Voci del dataset:
========
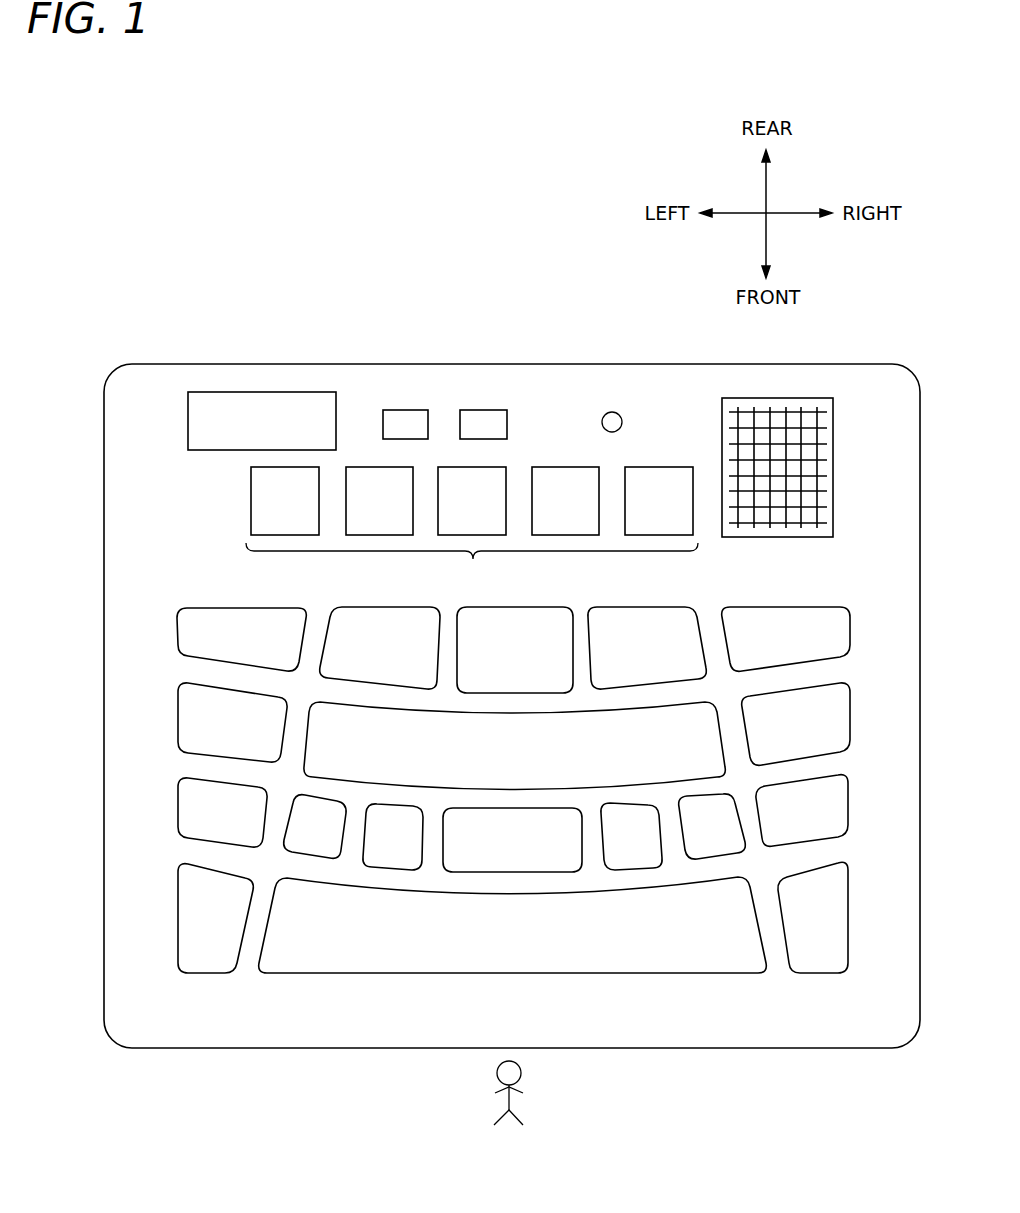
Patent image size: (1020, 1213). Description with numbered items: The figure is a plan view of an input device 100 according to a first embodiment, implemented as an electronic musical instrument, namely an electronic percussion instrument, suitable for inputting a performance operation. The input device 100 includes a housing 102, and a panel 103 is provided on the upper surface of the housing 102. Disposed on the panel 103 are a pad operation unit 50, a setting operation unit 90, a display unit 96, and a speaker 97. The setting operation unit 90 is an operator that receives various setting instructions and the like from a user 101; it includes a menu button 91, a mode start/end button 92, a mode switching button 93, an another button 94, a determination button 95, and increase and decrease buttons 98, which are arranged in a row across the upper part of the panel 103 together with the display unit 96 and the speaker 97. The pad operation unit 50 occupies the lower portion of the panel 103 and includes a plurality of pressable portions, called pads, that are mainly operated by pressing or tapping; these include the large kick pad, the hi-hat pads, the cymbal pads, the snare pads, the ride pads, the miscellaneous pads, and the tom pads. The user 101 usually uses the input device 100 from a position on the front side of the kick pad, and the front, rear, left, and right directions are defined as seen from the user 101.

The input device 100 is at (508, 287).
The housing 102 is at (205, 364).
The panel 103 is at (182, 571).
The pad operation unit 50 is at (161, 605).
The setting operation unit 90 is at (472, 567).
The menu button 91 is at (251, 497).
The mode start/end button 92 is at (362, 467).
The mode switching button 93 is at (490, 467).
The another button 94 is at (557, 467).
The determination button 95 is at (660, 467).
The display unit 96 is at (188, 422).
The speaker 97 is at (833, 437).
The increase and decrease buttons 98 is at (408, 410).
The user 101 is at (547, 1077).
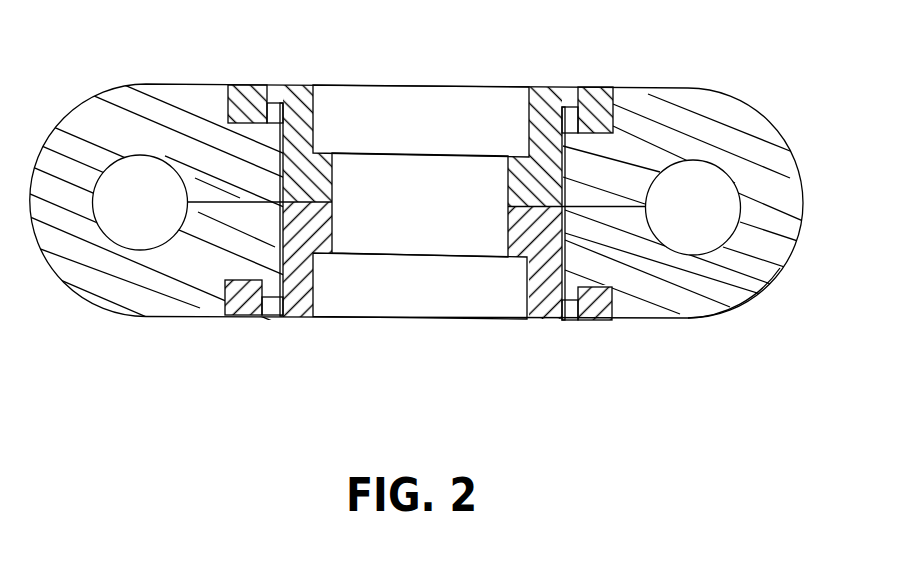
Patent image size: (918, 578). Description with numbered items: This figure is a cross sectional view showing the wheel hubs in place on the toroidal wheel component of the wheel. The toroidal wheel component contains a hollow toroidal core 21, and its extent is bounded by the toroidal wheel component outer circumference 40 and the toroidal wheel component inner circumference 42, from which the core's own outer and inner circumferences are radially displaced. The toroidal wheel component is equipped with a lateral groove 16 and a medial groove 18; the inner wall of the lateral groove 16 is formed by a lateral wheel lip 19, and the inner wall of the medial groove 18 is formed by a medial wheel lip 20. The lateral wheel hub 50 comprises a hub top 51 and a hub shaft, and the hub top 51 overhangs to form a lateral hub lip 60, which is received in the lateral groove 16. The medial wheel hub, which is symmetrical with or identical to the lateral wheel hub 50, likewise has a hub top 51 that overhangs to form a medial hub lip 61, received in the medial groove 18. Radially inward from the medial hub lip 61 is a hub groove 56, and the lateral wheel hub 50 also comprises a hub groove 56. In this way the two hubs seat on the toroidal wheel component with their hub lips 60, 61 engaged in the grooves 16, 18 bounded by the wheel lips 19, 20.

The lateral groove 16 is at (590, 275).
The medial groove 18 is at (245, 293).
The lateral wheel lip 19 is at (570, 293).
The medial wheel lip 20 is at (273, 292).
The hollow toroidal core 21 is at (138, 212).
The toroidal wheel component outer circumference 40 is at (803, 222).
The toroidal wheel component inner circumference 42 is at (715, 306).
The lateral wheel hub 50 is at (542, 285).
The hub top 51 is at (422, 85).
The hub groove 56 is at (268, 105).
The lateral hub lip 60 is at (237, 105).
The medial hub lip 61 is at (598, 297).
========
Trasforma tutte le voci qui sopra in una tabella Markdown con le colonne «N.» e «Riga». Metti ogni riga con il suo numero, salta quelle vuote e lascia fuori le immagini.

### SOLUZIONE
| N. | Riga |
|---|---|
| 1 | Patent image size: (1020, 1213). Description with numbered items: The figure is a plan view of an input device 100 according to a first embodiment, implemented as an electronic musical instrument, namely an electronic percussion instrument, suitable for inputting a performance operation. The input device 100 includes a housing 102, and a panel 103 is provided on the upper surface of the housing 102. Disposed on the panel 103 are a pad operation unit 50, a setting operation unit 90, a display unit 96, and a speaker 97. The setting operation unit 90 is an operator that receives various setting instructions and the like from a user 101; it includes a menu button 91, a mode start/end button 92, a mode switching button 93, an another button 94, a determination button 95, and increase and decrease buttons 98, which are arranged in a row across the upper part of the panel 103 together with the display unit 96 and the speaker 97. The pad operation unit 50 occupies the lower portion of the panel 103 and includes a plurality of pressable portions, called pads, that are mainly operated by pressing or tapping; these include the large kick pad, the hi-hat pads, the cymbal pads, the snare pads, the ride pads, the miscellaneous pads, and the tom pads. The user 101 usually uses the input device 100 from a position on the front side of the kick pad, and the front, rear, left, and right directions are defined as seen from the user 101. |
| 2 | The input device 100 is at (508, 287). |
| 3 | The housing 102 is at (205, 364). |
| 4 | The panel 103 is at (182, 571). |
| 5 | The pad operation unit 50 is at (161, 605). |
| 6 | The setting operation unit 90 is at (472, 567). |
| 7 | The menu button 91 is at (251, 497). |
| 8 | The mode start/end button 92 is at (362, 467). |
| 9 | The mode switching button 93 is at (490, 467). |
| 10 | The another button 94 is at (557, 467). |
| 11 | The determination button 95 is at (660, 467). |
| 12 | The display unit 96 is at (188, 422). |
| 13 | The speaker 97 is at (833, 437). |
| 14 | The increase and decrease buttons 98 is at (408, 410). |
| 15 | The user 101 is at (547, 1077). |
| 16 | Patent image size: (918, 578). Description with numbered items: This figure is a cross sectional view showing the wheel hubs in place on the toroidal wheel component of the wheel. The toroidal wheel component contains a hollow toroidal core 21, and its extent is bounded by the toroidal wheel component outer circumference 40 and the toroidal wheel component inner circumference 42, from which the core's own outer and inner circumferences are radially displaced. The toroidal wheel component is equipped with a lateral groove 16 and a medial groove 18; the inner wall of the lateral groove 16 is formed by a lateral wheel lip 19, and the inner wall of the medial groove 18 is formed by a medial wheel lip 20. The lateral wheel hub 50 comprises a hub top 51 and a hub shaft, and the hub top 51 overhangs to form a lateral hub lip 60, which is received in the lateral groove 16. The medial wheel hub, which is symmetrical with or identical to the lateral wheel hub 50, likewise has a hub top 51 that overhangs to form a medial hub lip 61, received in the medial groove 18. Radially inward from the medial hub lip 61 is a hub groove 56, and the lateral wheel hub 50 also comprises a hub groove 56. In this way the two hubs seat on the toroidal wheel component with their hub lips 60, 61 engaged in the grooves 16, 18 bounded by the wheel lips 19, 20. |
| 17 | The lateral groove 16 is at (590, 275). |
| 18 | The medial groove 18 is at (245, 293). |
| 19 | The lateral wheel lip 19 is at (570, 293). |
| 20 | The medial wheel lip 20 is at (273, 292). |
| 21 | The hollow toroidal core 21 is at (138, 212). |
| 22 | The toroidal wheel component outer circumference 40 is at (803, 222). |
| 23 | The toroidal wheel component inner circumference 42 is at (715, 306). |
| 24 | The lateral wheel hub 50 is at (542, 285). |
| 25 | The hub top 51 is at (422, 85). |
| 26 | The hub groove 56 is at (268, 105). |
| 27 | The lateral hub lip 60 is at (237, 105). |
| 28 | The medial hub lip 61 is at (598, 297). |